Task to complete: Write each line exactly as it stands, from the line containing "Give me a plain-text" through the end of the data.

Dataset content:
_____
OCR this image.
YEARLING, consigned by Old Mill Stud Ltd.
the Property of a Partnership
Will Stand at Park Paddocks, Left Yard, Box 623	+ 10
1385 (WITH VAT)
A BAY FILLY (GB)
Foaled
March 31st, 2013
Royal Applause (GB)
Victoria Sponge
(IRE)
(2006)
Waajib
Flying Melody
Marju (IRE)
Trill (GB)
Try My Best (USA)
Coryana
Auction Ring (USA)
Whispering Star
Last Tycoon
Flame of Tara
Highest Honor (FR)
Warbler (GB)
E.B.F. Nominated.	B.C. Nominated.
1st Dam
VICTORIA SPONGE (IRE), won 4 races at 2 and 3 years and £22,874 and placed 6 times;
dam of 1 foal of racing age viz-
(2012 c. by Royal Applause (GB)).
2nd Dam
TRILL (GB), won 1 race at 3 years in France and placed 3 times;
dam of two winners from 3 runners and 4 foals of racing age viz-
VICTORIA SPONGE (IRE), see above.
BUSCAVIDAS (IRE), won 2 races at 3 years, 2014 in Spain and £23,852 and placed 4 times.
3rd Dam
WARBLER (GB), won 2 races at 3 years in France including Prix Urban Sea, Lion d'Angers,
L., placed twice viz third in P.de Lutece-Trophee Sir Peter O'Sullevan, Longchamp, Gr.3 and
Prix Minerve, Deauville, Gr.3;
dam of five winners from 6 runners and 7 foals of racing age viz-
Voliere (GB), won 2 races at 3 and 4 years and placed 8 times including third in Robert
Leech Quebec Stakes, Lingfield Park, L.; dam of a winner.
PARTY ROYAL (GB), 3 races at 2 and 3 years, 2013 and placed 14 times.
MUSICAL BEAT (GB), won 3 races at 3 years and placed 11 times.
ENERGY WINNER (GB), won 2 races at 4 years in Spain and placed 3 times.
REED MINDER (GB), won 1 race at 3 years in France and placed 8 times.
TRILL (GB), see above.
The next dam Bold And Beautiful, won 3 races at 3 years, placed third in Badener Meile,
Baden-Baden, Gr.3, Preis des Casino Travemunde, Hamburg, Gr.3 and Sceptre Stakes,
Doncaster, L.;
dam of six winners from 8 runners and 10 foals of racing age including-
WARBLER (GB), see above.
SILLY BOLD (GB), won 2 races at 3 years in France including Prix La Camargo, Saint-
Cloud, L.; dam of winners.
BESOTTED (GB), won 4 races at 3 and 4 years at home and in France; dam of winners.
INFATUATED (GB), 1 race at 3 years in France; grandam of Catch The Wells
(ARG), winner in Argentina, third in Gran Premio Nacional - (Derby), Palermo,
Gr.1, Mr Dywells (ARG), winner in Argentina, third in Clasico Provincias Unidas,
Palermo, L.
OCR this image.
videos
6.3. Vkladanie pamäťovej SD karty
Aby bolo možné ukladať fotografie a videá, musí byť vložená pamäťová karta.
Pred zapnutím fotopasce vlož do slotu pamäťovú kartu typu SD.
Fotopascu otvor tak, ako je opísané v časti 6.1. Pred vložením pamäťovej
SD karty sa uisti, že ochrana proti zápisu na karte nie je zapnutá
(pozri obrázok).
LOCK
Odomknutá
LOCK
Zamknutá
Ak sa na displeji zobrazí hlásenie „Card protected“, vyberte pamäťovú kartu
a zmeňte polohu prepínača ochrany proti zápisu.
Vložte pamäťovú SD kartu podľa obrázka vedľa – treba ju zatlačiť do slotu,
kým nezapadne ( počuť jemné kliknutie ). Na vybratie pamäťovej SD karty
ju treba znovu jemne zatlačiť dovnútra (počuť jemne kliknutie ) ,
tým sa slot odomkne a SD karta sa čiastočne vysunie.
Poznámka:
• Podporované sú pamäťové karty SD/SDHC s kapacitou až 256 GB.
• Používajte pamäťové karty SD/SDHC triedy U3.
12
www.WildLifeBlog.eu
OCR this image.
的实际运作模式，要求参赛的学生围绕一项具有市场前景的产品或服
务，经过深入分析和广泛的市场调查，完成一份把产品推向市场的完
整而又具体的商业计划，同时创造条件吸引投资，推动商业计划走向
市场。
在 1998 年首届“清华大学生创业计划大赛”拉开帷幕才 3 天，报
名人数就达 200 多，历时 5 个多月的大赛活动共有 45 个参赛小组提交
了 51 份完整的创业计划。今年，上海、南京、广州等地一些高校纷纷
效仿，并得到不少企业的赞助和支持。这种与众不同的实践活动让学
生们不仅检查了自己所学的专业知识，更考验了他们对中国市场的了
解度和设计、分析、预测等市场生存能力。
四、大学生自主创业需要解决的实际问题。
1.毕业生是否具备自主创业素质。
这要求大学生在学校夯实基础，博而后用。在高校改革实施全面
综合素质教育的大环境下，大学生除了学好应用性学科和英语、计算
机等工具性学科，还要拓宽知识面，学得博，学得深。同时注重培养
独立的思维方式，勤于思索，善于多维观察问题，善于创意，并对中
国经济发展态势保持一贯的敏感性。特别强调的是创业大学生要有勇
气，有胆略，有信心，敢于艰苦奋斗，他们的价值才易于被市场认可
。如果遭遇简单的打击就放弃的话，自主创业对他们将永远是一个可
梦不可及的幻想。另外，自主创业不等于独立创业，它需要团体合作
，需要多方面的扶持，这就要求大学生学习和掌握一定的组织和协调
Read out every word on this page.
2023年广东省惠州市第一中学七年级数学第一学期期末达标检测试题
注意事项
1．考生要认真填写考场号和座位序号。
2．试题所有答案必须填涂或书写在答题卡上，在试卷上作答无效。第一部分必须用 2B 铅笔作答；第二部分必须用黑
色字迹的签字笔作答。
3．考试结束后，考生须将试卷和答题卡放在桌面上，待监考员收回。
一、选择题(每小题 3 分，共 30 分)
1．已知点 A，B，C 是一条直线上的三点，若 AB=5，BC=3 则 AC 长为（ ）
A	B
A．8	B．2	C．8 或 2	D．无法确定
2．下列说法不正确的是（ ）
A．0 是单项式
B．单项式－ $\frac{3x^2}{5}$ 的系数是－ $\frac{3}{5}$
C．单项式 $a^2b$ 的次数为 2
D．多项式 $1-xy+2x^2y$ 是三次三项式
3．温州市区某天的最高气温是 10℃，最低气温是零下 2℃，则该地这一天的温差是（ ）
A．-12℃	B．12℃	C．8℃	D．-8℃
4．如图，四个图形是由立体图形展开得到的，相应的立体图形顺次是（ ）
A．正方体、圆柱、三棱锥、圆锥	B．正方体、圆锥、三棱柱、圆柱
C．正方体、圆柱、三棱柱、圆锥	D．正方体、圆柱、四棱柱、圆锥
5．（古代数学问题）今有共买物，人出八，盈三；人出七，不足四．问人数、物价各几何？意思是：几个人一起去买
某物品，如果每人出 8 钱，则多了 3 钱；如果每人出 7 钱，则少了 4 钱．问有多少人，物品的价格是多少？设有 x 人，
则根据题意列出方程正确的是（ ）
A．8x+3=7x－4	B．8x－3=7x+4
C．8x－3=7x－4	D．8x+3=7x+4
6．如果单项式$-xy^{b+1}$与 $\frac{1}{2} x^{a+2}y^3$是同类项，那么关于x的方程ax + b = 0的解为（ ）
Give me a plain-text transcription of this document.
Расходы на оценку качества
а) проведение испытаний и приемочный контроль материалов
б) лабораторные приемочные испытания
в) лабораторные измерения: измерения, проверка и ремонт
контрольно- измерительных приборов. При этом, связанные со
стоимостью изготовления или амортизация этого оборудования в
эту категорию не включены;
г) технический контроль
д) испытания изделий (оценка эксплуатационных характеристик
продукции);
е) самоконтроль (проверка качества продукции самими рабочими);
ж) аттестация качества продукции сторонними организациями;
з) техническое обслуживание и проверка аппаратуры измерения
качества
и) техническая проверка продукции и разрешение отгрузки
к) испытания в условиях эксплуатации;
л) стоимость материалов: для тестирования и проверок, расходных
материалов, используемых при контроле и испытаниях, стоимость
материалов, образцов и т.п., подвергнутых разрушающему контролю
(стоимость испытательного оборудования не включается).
_____
Answer:
Give me a plain-text transcription of this document.
Расходы на оценку качества
а) проведение испытаний и приемочный контроль материалов
б) лабораторные приемочные испытания
в) лабораторные измерения: измерения, проверка и ремонт
контрольно- измерительных приборов. При этом, связанные со
стоимостью изготовления или амортизация этого оборудования в
эту категорию не включены;
г) технический контроль
д) испытания изделий (оценка эксплуатационных характеристик
продукции);
е) самоконтроль (проверка качества продукции самими рабочими);
ж) аттестация качества продукции сторонними организациями;
з) техническое обслуживание и проверка аппаратуры измерения
качества
и) техническая проверка продукции и разрешение отгрузки
к) испытания в условиях эксплуатации;
л) стоимость материалов: для тестирования и проверок, расходных
материалов, используемых при контроле и испытаниях, стоимость
материалов, образцов и т.п., подвергнутых разрушающему контролю
(стоимость испытательного оборудования не включается).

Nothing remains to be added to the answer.